#### [EXERCISE]
Pull every line containing "title" out of the material below.

#####

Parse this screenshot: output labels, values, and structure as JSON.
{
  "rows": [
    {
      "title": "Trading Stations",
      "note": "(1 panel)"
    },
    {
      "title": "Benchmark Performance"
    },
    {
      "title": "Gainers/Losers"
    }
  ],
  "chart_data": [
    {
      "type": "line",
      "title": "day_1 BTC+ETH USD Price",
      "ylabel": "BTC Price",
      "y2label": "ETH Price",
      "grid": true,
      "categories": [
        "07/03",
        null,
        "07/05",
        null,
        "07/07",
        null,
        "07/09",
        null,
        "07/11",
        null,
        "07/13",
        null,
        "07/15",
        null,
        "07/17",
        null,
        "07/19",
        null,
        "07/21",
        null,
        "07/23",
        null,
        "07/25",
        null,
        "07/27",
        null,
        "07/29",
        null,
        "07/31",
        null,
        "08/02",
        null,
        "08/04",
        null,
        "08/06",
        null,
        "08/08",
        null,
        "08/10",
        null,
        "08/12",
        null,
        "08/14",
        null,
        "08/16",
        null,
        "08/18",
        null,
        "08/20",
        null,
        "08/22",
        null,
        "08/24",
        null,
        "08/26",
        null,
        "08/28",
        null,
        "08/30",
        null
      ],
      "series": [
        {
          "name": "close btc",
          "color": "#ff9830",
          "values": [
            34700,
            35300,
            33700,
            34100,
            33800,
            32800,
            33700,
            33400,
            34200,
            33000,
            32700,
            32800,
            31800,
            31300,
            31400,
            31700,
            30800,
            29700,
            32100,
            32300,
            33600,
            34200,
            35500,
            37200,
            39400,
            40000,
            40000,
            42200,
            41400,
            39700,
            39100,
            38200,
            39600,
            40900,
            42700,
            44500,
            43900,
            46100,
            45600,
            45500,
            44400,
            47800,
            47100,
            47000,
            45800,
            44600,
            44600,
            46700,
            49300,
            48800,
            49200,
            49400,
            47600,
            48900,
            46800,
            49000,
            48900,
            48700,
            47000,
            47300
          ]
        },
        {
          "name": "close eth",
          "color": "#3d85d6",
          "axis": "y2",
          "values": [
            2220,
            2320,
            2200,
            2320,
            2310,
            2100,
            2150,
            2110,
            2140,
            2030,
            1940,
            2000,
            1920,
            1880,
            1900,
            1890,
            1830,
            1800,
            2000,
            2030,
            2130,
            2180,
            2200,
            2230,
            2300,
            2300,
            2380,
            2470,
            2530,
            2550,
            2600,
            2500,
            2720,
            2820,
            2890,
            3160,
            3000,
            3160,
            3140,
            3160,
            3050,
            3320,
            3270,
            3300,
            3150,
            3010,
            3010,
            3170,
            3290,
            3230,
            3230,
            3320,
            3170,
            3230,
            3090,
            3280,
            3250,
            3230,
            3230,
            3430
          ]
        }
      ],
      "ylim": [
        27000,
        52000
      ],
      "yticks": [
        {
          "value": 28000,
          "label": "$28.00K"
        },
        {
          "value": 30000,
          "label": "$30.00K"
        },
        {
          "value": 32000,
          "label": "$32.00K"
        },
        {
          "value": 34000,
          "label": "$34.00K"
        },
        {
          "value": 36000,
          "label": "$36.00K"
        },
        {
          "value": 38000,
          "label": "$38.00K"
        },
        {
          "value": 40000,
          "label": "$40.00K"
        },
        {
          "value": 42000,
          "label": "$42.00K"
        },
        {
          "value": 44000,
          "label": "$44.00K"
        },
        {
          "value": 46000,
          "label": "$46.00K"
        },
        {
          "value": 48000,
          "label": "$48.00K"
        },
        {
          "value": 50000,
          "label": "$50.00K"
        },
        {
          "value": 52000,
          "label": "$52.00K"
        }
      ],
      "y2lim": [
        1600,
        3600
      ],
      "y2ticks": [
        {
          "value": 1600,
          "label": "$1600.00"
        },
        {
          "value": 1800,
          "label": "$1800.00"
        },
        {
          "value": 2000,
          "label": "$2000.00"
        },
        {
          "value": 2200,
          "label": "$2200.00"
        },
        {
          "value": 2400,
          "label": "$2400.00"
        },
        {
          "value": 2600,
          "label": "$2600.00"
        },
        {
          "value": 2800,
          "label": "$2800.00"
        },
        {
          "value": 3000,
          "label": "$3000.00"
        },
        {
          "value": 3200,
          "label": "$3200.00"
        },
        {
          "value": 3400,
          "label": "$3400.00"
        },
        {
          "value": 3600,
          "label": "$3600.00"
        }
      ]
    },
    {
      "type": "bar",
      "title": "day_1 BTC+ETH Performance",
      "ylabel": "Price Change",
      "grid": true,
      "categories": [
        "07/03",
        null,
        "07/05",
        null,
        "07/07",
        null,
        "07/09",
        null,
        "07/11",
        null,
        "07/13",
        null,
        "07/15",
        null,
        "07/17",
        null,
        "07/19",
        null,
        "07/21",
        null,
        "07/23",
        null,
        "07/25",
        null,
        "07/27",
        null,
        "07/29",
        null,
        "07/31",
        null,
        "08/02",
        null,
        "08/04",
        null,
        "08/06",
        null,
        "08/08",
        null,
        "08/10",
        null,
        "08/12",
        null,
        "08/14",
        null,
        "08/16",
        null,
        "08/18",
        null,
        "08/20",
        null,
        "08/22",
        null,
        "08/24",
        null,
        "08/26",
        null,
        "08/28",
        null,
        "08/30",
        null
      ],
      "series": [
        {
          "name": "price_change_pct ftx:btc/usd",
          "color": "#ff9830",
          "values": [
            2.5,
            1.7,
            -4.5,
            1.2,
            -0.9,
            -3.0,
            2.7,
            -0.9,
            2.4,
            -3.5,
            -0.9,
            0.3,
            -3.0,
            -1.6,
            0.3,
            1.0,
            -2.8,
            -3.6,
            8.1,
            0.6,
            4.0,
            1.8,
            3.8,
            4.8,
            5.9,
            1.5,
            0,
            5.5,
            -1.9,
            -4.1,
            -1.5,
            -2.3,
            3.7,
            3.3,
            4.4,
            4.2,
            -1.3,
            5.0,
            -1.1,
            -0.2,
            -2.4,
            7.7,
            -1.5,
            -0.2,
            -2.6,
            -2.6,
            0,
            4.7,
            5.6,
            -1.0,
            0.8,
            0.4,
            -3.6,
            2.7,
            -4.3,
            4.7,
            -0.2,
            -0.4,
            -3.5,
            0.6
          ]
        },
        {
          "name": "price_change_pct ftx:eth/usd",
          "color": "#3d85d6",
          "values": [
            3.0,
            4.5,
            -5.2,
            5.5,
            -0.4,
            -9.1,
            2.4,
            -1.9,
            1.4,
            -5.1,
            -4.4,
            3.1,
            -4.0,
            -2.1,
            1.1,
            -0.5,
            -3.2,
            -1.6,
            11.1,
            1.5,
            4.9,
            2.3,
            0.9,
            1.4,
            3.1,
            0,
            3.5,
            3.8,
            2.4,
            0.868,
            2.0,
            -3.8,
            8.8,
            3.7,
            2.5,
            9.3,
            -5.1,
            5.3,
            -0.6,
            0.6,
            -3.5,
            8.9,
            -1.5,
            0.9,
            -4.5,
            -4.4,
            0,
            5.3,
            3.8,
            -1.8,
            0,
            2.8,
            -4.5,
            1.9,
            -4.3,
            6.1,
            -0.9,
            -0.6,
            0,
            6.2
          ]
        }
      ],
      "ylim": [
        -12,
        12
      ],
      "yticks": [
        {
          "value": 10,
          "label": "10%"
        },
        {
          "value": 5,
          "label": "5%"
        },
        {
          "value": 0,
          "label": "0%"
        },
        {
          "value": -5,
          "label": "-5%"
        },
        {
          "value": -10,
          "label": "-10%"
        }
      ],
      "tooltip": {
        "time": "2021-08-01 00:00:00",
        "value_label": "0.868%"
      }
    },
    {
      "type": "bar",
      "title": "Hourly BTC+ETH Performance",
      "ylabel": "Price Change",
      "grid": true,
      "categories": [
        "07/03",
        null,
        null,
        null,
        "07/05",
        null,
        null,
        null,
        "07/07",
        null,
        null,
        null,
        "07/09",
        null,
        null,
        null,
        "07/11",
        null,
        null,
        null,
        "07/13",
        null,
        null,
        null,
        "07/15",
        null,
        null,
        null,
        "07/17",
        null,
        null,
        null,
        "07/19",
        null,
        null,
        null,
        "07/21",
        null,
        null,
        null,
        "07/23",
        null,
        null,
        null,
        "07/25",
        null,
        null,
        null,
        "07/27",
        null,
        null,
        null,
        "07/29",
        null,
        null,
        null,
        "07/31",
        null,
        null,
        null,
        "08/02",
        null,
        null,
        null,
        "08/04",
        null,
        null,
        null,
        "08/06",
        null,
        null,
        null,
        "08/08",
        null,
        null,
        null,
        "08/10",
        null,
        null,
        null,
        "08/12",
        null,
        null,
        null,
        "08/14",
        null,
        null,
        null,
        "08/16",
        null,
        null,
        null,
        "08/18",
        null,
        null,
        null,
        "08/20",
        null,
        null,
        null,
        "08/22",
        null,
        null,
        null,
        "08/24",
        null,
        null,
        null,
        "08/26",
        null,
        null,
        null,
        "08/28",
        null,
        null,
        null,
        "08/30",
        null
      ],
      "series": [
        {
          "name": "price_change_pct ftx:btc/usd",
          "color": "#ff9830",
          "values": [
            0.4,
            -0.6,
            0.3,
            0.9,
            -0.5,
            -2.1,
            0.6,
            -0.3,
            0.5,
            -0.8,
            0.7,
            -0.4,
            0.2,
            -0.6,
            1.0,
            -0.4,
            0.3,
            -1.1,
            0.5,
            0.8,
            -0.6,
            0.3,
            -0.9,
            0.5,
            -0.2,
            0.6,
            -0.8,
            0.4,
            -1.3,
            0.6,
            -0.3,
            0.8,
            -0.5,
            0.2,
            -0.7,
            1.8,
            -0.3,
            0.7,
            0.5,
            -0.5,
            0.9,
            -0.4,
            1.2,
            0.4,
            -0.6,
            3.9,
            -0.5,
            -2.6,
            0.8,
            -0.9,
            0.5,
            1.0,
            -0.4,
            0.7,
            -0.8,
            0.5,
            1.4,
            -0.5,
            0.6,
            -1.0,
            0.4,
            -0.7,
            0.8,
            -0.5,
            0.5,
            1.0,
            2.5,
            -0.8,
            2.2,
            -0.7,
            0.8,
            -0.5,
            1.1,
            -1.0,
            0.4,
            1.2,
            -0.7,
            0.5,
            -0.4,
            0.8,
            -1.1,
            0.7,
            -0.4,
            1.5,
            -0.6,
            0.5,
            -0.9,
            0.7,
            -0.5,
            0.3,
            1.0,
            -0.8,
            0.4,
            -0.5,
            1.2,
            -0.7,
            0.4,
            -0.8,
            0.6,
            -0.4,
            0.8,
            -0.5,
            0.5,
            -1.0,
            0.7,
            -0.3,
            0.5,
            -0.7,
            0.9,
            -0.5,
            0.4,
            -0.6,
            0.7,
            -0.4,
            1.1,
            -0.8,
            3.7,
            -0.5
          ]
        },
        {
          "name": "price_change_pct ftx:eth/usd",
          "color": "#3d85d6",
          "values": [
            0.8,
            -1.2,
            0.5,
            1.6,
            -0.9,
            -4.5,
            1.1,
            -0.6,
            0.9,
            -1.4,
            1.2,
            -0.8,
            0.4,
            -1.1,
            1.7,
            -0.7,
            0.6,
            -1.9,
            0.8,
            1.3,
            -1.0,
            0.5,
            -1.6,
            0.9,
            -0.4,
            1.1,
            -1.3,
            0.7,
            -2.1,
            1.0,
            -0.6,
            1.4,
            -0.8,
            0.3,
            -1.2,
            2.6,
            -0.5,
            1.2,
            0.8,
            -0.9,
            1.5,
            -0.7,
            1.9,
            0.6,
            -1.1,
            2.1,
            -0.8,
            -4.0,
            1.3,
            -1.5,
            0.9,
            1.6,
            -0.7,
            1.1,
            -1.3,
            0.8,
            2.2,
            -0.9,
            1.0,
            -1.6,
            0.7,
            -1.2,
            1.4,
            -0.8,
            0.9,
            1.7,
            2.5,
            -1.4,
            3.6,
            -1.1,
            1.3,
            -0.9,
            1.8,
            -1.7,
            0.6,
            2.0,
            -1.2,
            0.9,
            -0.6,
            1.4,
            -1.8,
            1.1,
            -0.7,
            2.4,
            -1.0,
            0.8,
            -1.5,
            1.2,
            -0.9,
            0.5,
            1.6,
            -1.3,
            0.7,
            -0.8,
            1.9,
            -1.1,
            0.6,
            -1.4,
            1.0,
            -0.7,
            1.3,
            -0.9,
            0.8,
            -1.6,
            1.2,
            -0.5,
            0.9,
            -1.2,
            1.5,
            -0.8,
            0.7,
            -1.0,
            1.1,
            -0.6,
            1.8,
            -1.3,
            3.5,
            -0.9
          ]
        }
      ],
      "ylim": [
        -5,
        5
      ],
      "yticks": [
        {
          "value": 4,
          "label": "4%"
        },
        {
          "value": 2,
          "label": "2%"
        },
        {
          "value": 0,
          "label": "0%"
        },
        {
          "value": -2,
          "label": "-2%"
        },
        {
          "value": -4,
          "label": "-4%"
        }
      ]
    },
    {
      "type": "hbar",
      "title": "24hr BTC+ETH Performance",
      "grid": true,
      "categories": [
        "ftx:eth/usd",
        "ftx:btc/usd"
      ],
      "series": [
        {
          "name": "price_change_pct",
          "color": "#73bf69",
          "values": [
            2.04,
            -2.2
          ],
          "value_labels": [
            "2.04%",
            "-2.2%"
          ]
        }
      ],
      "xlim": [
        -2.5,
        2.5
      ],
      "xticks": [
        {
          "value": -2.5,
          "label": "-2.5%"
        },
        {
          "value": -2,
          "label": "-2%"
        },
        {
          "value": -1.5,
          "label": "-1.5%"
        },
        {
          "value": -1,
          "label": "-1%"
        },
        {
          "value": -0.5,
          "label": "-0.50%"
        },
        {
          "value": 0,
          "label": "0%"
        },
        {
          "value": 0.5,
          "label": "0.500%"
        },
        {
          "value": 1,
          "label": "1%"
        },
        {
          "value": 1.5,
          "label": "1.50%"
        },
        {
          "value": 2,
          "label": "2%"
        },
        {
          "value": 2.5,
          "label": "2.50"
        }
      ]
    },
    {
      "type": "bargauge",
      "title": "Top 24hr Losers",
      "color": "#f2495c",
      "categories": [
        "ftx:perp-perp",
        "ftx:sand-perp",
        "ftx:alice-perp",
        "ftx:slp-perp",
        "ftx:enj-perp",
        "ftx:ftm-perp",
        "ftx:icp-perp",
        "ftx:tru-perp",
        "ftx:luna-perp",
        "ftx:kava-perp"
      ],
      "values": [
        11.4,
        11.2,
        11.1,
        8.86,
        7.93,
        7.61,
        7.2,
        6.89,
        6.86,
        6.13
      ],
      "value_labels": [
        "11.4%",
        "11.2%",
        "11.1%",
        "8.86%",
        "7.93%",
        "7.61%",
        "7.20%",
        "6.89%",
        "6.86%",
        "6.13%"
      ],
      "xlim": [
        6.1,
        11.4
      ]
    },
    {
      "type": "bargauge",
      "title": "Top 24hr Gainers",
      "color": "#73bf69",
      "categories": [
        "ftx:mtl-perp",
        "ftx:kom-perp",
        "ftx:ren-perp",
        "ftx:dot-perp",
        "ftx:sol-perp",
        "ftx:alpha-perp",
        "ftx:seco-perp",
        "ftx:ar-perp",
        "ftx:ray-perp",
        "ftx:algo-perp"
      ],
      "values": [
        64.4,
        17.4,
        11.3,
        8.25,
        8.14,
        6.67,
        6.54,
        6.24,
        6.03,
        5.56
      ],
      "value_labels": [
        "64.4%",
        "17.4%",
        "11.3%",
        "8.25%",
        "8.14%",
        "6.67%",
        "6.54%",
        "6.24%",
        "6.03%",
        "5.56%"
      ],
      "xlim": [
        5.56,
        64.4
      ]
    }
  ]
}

#####

#### [FINISHED ANSWER]
      "title": "Trading Stations",
      "title": "Benchmark Performance"
      "title": "Gainers/Losers"
      "title": "day_1 BTC+ETH USD Price",
      "title": "day_1 BTC+ETH Performance",
      "title": "Hourly BTC+ETH Performance",
      "title": "24hr BTC+ETH Performance",
      "title": "Top 24hr Losers",
      "title": "Top 24hr Gainers",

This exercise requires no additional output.